◆ **GOAL**: Repeat the data word for word. Do not include the pictures.

>> START

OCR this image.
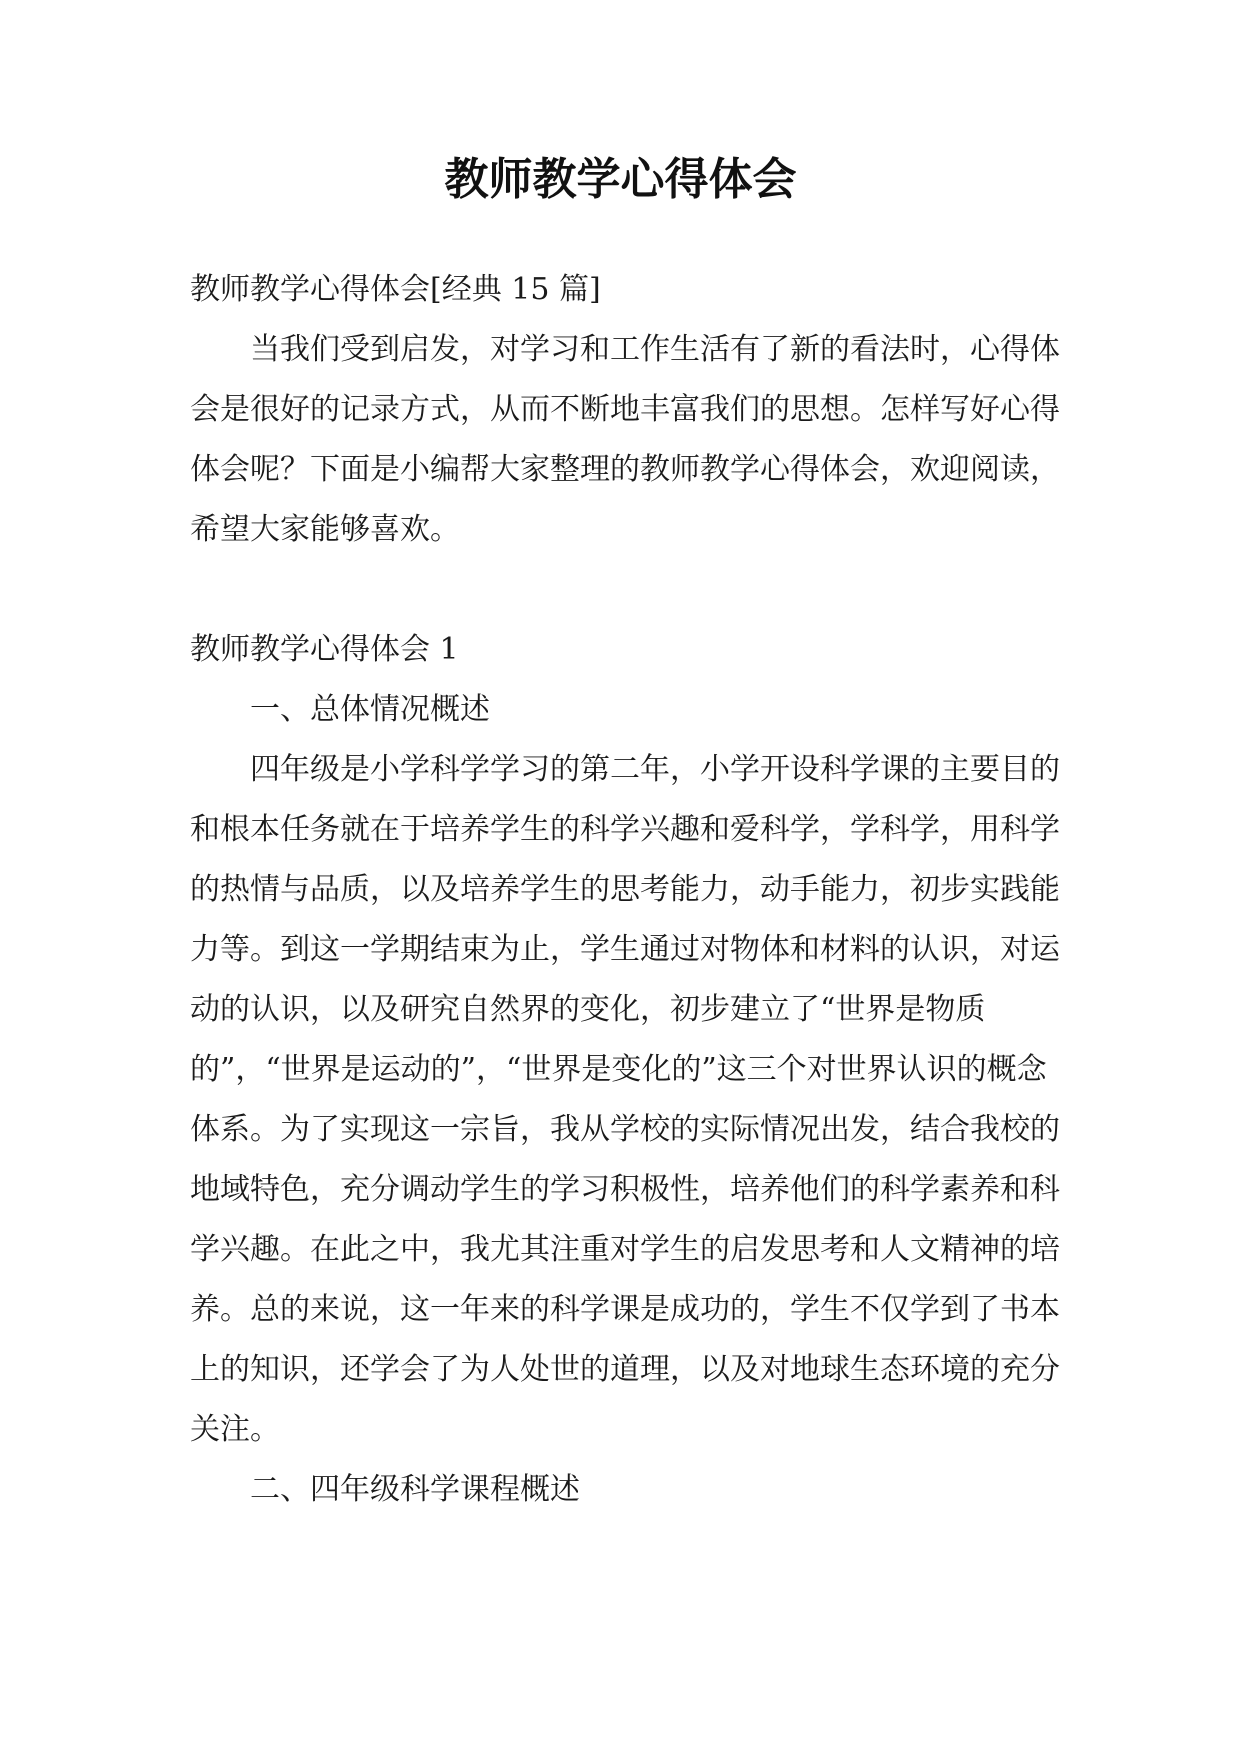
教师教学心得体会

教师教学心得体会[经典 15 篇]

当我们受到启发，对学习和工作生活有了新的看法时，心得体会是很好的记录方式，从而不断地丰富我们的思想。怎样写好心得体会呢？下面是小编帮大家整理的教师教学心得体会，欢迎阅读，希望大家能够喜欢。

教师教学心得体会 1

一、总体情况概述

四年级是小学科学学习的第二年，小学开设科学课的主要目的和根本任务就在于培养学生的科学兴趣和爱科学，学科学，用科学的热情与品质，以及培养学生的思考能力，动手能力，初步实践能力等。到这一学期结束为止，学生通过对物体和材料的认识，对运动的认识，以及研究自然界的变化，初步建立了“世界是物质的”，“世界是运动的”，“世界是变化的”这三个对世界认识的概念体系。为了实现这一宗旨，我从学校的实际情况出发，结合我校的地域特色，充分调动学生的学习积极性，培养他们的科学素养和科学兴趣。在此之中，我尤其注重对学生的启发思考和人文精神的培养。总的来说，这一年来的科学课是成功的，学生不仅学到了书本上的知识，还学会了为人处世的道理，以及对地球生态环境的充分关注。

二、四年级科学课程概述
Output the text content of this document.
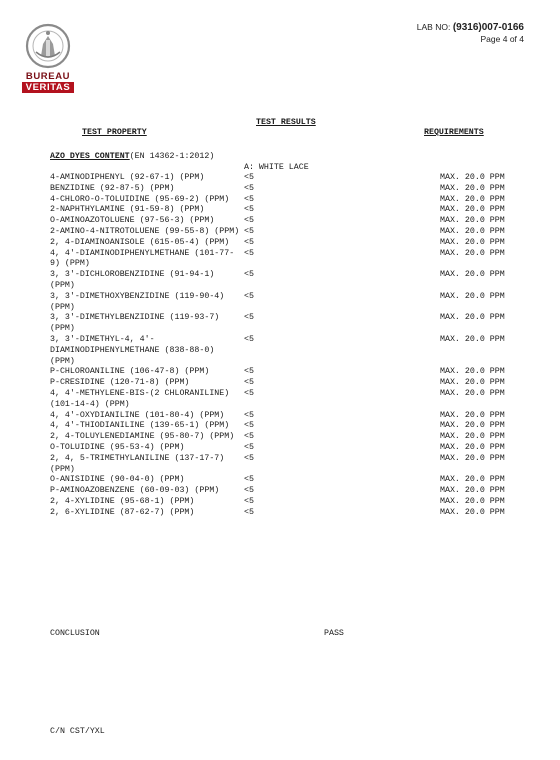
BUREAU
VERITAS
LAB NO: (9316)007-0166
Page 4 of 4
TEST RESULTS
TEST PROPERTY	REQUIREMENTS
AZO DYES CONTENT(EN 14362-1:2012)
A: WHITE LACE
4-AMINODIPHENYL (92-67-1) (PPM)	<5	MAX. 20.0 PPM
BENZIDINE (92-87-5) (PPM)	<5	MAX. 20.0 PPM
4-CHLORO-O-TOLUIDINE (95-69-2) (PPM)	<5	MAX. 20.0 PPM
2-NAPHTHYLAMINE (91-59-8) (PPM)	<5	MAX. 20.0 PPM
O-AMINOAZOTOLUENE (97-56-3) (PPM)	<5	MAX. 20.0 PPM
2-AMINO-4-NITROTOLUENE (99-55-8) (PPM) <5	MAX. 20.0 PPM
2, 4-DIAMINOANISOLE (615-05-4) (PPM)	<5	MAX. 20.0 PPM
4, 4'-DIAMINODIPHENYLMETHANE (101-77-9) (PPM)
<5	MAX. 20.0 PPM
3, 3'-DICHLOROBENZIDINE (91-94-1) (PPM)
<5	MAX. 20.0 PPM
3, 3'-DIMETHOXYBENZIDINE (119-90-4) (PPM)
<5	MAX. 20.0 PPM
3, 3'-DIMETHYLBENZIDINE (119-93-7) (PPM)
<5	MAX. 20.0 PPM
3, 3'-DIMETHYL-4, 4'-DIAMINODIPHENYLMETHANE (838-88-0) (PPM)
<5	MAX. 20.0 PPM
P-CHLOROANILINE (106-47-8) (PPM)	<5	MAX. 20.0 PPM
P-CRESIDINE (120-71-8) (PPM)	<5	MAX. 20.0 PPM
4, 4'-METHYLENE-BIS-(2 CHLORANILINE) (101-14-4) (PPM)
<5	MAX. 20.0 PPM
4, 4'-OXYDIANILINE (101-80-4) (PPM)	<5	MAX. 20.0 PPM
4, 4'-THIODIANILINE (139-65-1) (PPM)	<5	MAX. 20.0 PPM
2, 4-TOLUYLENEDIAMINE (95-80-7) (PPM)	<5	MAX. 20.0 PPM
O-TOLUIDINE (95-53-4) (PPM)	<5	MAX. 20.0 PPM
2, 4, 5-TRIMETHYLANILINE (137-17-7) (PPM)
<5	MAX. 20.0 PPM
O-ANISIDINE (90-04-0) (PPM)	<5	MAX. 20.0 PPM
P-AMINOAZOBENZENE (60-09-03) (PPM)	<5	MAX. 20.0 PPM
2, 4-XYLIDINE (95-68-1) (PPM)	<5	MAX. 20.0 PPM
2, 6-XYLIDINE (87-62-7) (PPM)	<5	MAX. 20.0 PPM
CONCLUSION	PASS
C/N CST/YXL
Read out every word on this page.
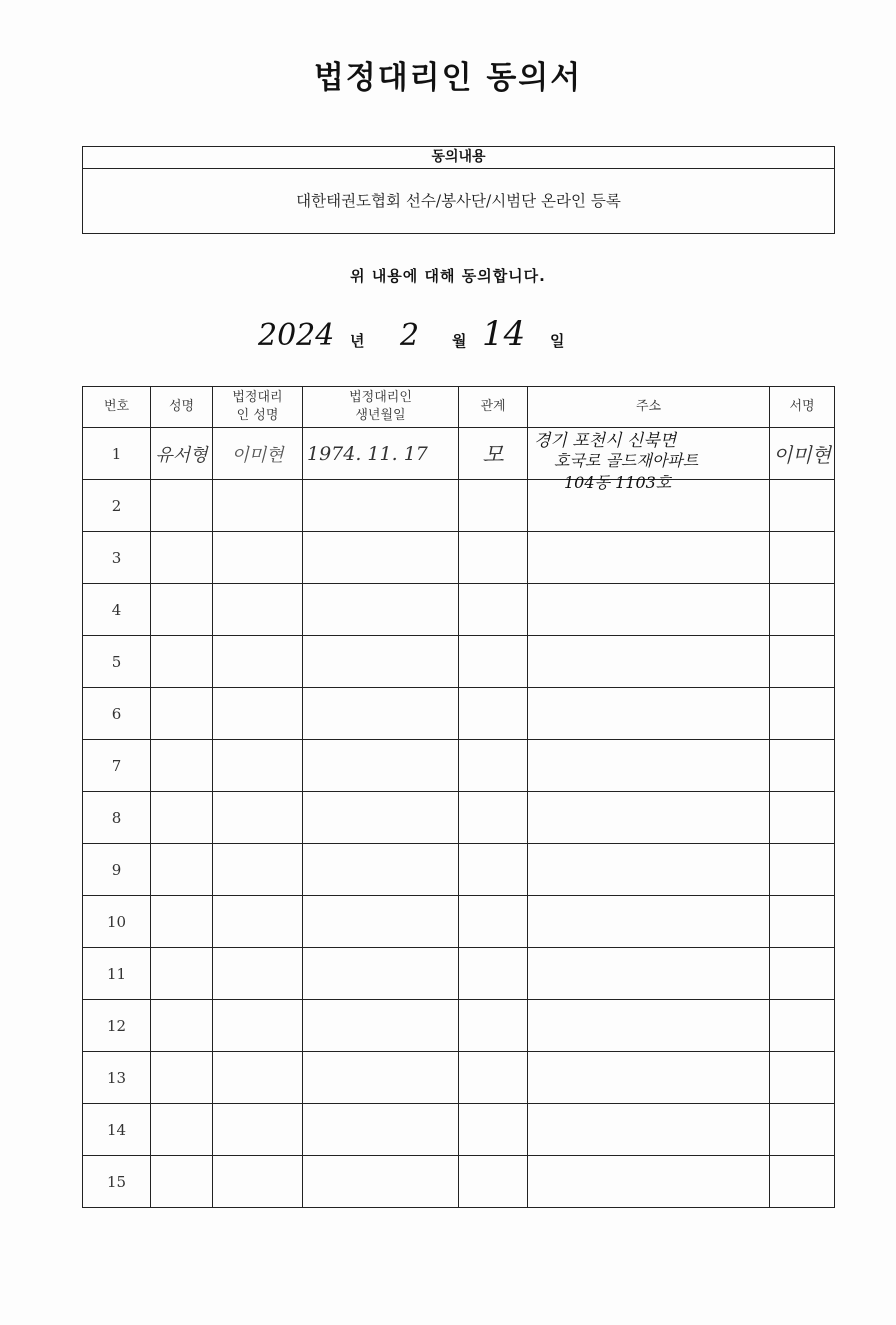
법정대리인 동의서
동의내용
대한태권도협회 선수/봉사단/시범단 온라인 등록
위 내용에 대해 동의합니다.
2024 년 2 월 14 일
번호	성명	법정대리인 성명	법정대리인 생년월일	관계	주소	서명
1	유서형	이미현	1974. 11. 17	모	경기 포천시 신북면
호국로 골드재아파트
104동 1103호	이미현
2						
3						
4						
5						
6						
7						
8						
9						
10						
11						
12						
13						
14						
15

>> END

◆ **FULL SOLUTION**:
OCR this image.
教师教学心得体会

教师教学心得体会[经典 15 篇]

当我们受到启发，对学习和工作生活有了新的看法时，心得体会是很好的记录方式，从而不断地丰富我们的思想。怎样写好心得体会呢？下面是小编帮大家整理的教师教学心得体会，欢迎阅读，希望大家能够喜欢。

教师教学心得体会 1

一、总体情况概述

四年级是小学科学学习的第二年，小学开设科学课的主要目的和根本任务就在于培养学生的科学兴趣和爱科学，学科学，用科学的热情与品质，以及培养学生的思考能力，动手能力，初步实践能力等。到这一学期结束为止，学生通过对物体和材料的认识，对运动的认识，以及研究自然界的变化，初步建立了“世界是物质的”，“世界是运动的”，“世界是变化的”这三个对世界认识的概念体系。为了实现这一宗旨，我从学校的实际情况出发，结合我校的地域特色，充分调动学生的学习积极性，培养他们的科学素养和科学兴趣。在此之中，我尤其注重对学生的启发思考和人文精神的培养。总的来说，这一年来的科学课是成功的，学生不仅学到了书本上的知识，还学会了为人处世的道理，以及对地球生态环境的充分关注。

二、四年级科学课程概述
Output the text content of this document.
BUREAU
VERITAS
LAB NO: (9316)007-0166
Page 4 of 4
TEST RESULTS
TEST PROPERTY	REQUIREMENTS
AZO DYES CONTENT(EN 14362-1:2012)
A: WHITE LACE
4-AMINODIPHENYL (92-67-1) (PPM)	<5	MAX. 20.0 PPM
BENZIDINE (92-87-5) (PPM)	<5	MAX. 20.0 PPM
4-CHLORO-O-TOLUIDINE (95-69-2) (PPM)	<5	MAX. 20.0 PPM
2-NAPHTHYLAMINE (91-59-8) (PPM)	<5	MAX. 20.0 PPM
O-AMINOAZOTOLUENE (97-56-3) (PPM)	<5	MAX. 20.0 PPM
2-AMINO-4-NITROTOLUENE (99-55-8) (PPM) <5	MAX. 20.0 PPM
2, 4-DIAMINOANISOLE (615-05-4) (PPM)	<5	MAX. 20.0 PPM
4, 4'-DIAMINODIPHENYLMETHANE (101-77-9) (PPM)
<5	MAX. 20.0 PPM
3, 3'-DICHLOROBENZIDINE (91-94-1) (PPM)
<5	MAX. 20.0 PPM
3, 3'-DIMETHOXYBENZIDINE (119-90-4) (PPM)
<5	MAX. 20.0 PPM
3, 3'-DIMETHYLBENZIDINE (119-93-7) (PPM)
<5	MAX. 20.0 PPM
3, 3'-DIMETHYL-4, 4'-DIAMINODIPHENYLMETHANE (838-88-0) (PPM)
<5	MAX. 20.0 PPM
P-CHLOROANILINE (106-47-8) (PPM)	<5	MAX. 20.0 PPM
P-CRESIDINE (120-71-8) (PPM)	<5	MAX. 20.0 PPM
4, 4'-METHYLENE-BIS-(2 CHLORANILINE) (101-14-4) (PPM)
<5	MAX. 20.0 PPM
4, 4'-OXYDIANILINE (101-80-4) (PPM)	<5	MAX. 20.0 PPM
4, 4'-THIODIANILINE (139-65-1) (PPM)	<5	MAX. 20.0 PPM
2, 4-TOLUYLENEDIAMINE (95-80-7) (PPM)	<5	MAX. 20.0 PPM
O-TOLUIDINE (95-53-4) (PPM)	<5	MAX. 20.0 PPM
2, 4, 5-TRIMETHYLANILINE (137-17-7) (PPM)
<5	MAX. 20.0 PPM
O-ANISIDINE (90-04-0) (PPM)	<5	MAX. 20.0 PPM
P-AMINOAZOBENZENE (60-09-03) (PPM)	<5	MAX. 20.0 PPM
2, 4-XYLIDINE (95-68-1) (PPM)	<5	MAX. 20.0 PPM
2, 6-XYLIDINE (87-62-7) (PPM)	<5	MAX. 20.0 PPM
CONCLUSION	PASS
C/N CST/YXL
Read out every word on this page.
법정대리인 동의서
동의내용
대한태권도협회 선수/봉사단/시범단 온라인 등록
위 내용에 대해 동의합니다.
2024 년 2 월 14 일
번호	성명	법정대리인 성명	법정대리인 생년월일	관계	주소	서명
1	유서형	이미현	1974. 11. 17	모	경기 포천시 신북면
호국로 골드재아파트
104동 1103호	이미현
2						
3						
4						
5						
6						
7						
8						
9						
10						
11						
12						
13						
14						
15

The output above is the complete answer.